_GOAL:_
Which lines in the records below contain the word "Furniture"? Copy each one out.

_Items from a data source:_
——————————

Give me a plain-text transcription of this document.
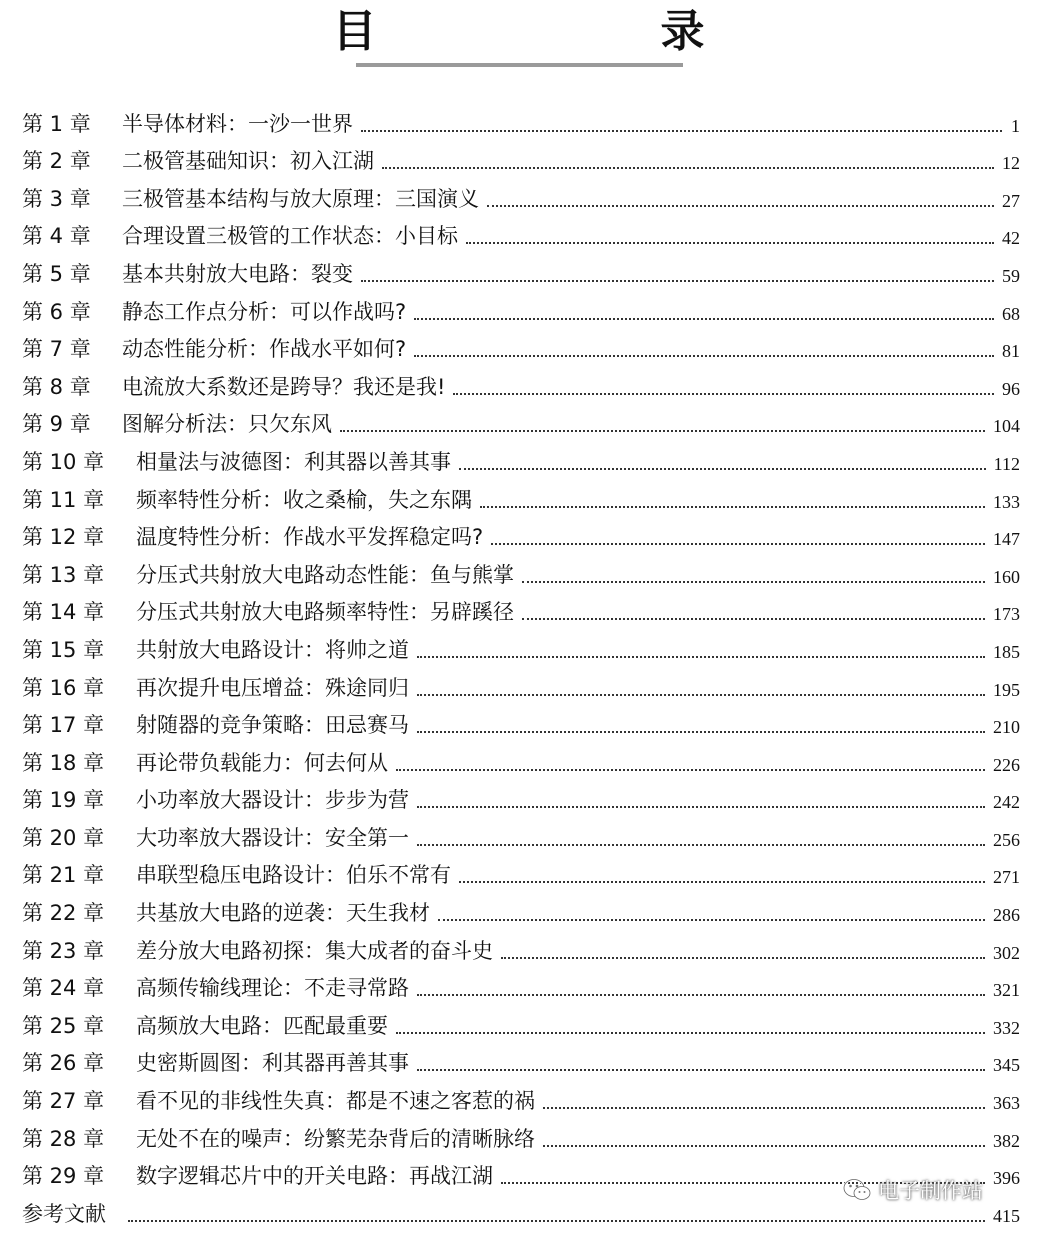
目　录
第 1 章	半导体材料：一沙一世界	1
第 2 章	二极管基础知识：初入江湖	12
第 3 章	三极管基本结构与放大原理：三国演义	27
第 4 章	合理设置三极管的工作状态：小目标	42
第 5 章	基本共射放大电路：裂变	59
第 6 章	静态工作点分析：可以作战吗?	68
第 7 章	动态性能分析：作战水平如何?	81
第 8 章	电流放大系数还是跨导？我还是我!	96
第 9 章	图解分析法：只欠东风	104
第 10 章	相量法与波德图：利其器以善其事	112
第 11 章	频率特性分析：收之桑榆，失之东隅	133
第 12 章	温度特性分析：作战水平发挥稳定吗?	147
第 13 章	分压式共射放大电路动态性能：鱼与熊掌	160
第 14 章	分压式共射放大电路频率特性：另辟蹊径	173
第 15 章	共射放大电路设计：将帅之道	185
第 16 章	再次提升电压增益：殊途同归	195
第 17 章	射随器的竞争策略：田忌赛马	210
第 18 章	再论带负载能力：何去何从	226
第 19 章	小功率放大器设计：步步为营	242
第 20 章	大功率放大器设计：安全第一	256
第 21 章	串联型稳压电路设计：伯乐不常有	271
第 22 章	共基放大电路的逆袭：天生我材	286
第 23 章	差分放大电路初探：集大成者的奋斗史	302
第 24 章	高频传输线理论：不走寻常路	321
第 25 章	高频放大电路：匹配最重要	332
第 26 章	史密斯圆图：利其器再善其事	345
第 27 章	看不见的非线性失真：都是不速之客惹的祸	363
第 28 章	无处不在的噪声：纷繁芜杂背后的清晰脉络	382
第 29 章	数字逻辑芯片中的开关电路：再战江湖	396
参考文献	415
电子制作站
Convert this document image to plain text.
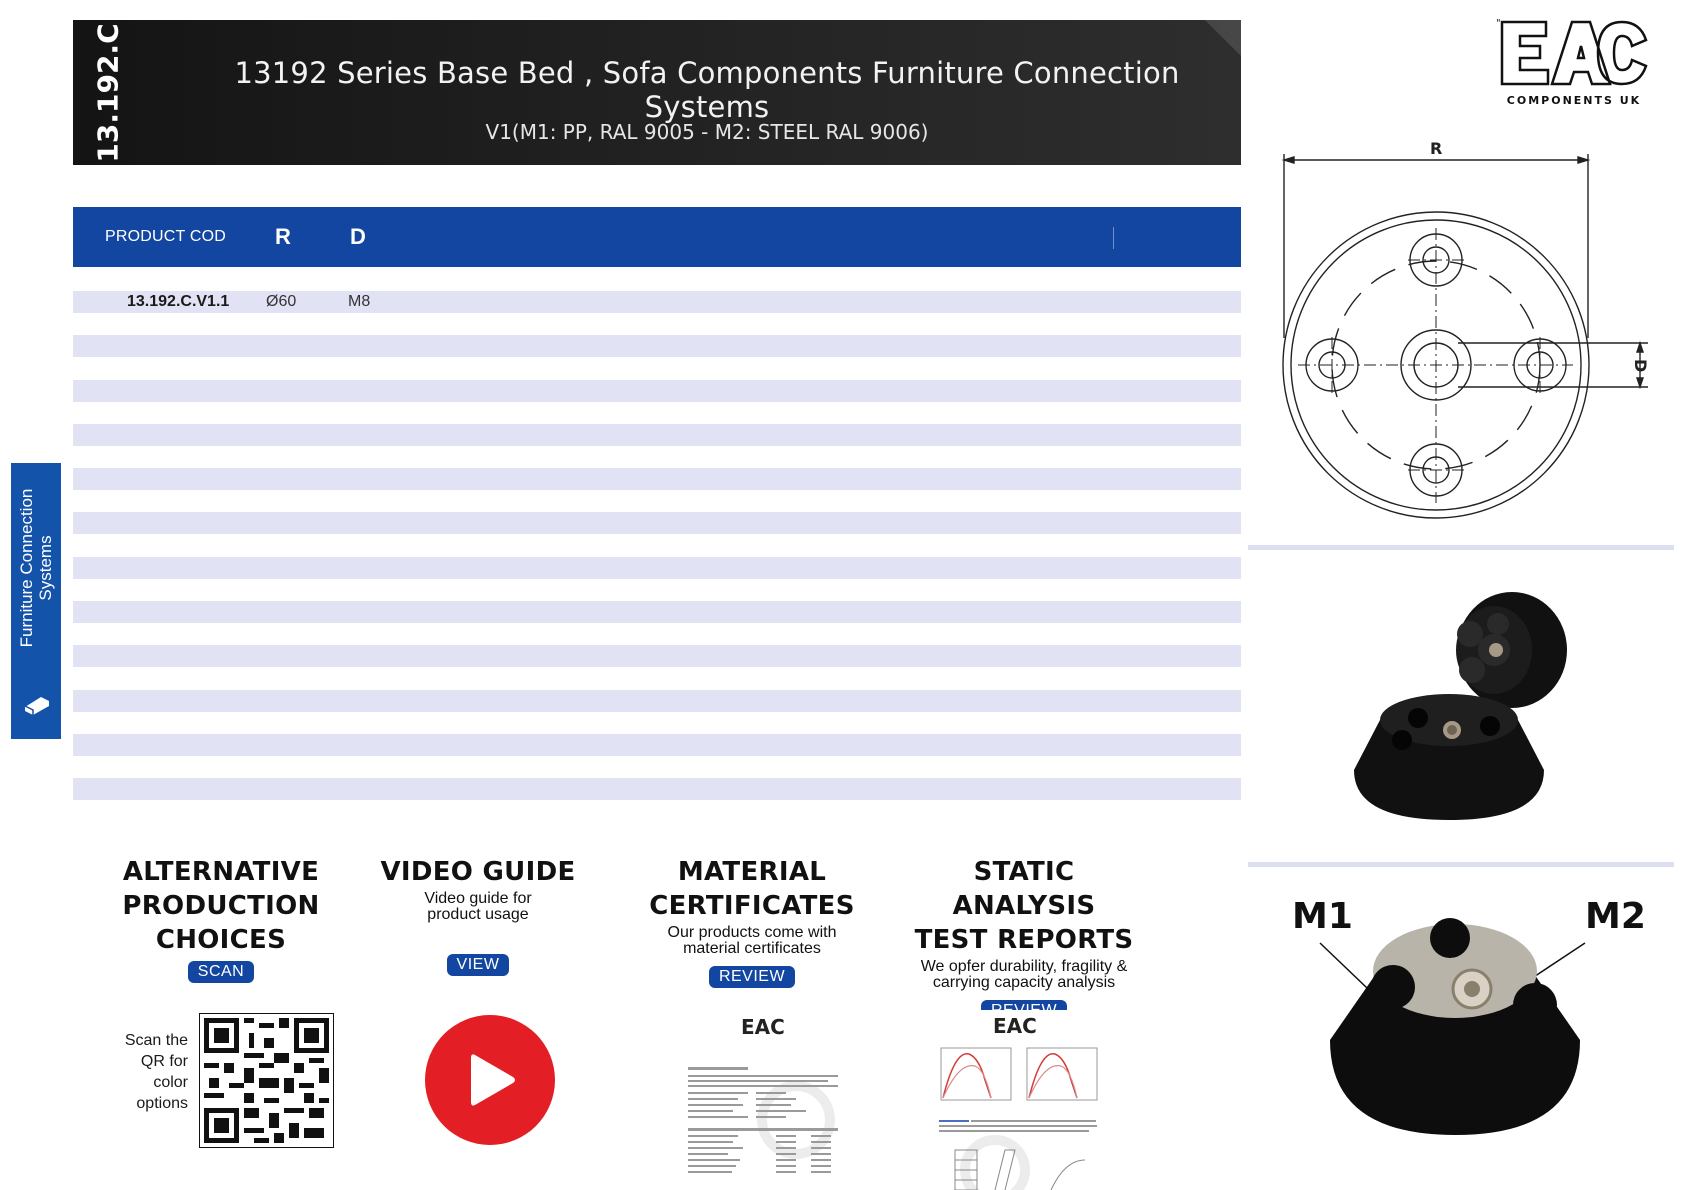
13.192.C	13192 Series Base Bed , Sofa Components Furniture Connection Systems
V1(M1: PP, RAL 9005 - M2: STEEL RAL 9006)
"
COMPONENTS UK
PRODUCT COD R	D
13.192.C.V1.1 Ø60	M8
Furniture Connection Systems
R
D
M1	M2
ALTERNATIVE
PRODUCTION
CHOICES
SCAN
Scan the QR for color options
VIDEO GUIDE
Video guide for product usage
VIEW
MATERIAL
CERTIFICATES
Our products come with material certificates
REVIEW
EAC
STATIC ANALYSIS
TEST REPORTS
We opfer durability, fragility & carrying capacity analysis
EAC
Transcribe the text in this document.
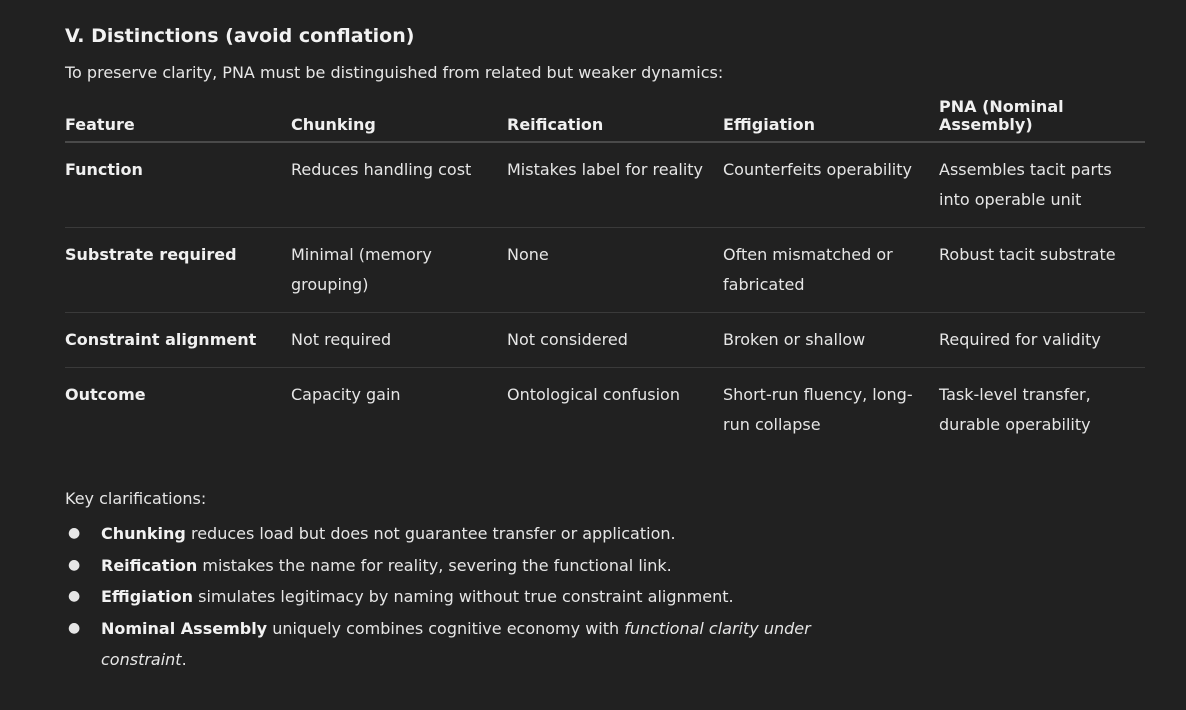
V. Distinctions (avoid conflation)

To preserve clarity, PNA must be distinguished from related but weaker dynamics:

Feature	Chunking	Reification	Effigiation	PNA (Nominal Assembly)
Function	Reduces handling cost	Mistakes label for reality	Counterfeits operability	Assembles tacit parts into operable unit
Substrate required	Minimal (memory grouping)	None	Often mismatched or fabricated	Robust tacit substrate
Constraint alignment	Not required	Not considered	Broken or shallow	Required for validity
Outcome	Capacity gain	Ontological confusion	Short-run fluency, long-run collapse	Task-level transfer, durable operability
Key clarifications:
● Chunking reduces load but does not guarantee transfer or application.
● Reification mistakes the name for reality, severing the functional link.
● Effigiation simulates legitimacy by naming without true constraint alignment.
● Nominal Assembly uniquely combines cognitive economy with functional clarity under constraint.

——————————

_TASK ANSWER:_
13.192.C	13192 Series Base Bed , Sofa Components Furniture Connection Systems
Furniture Connection Systems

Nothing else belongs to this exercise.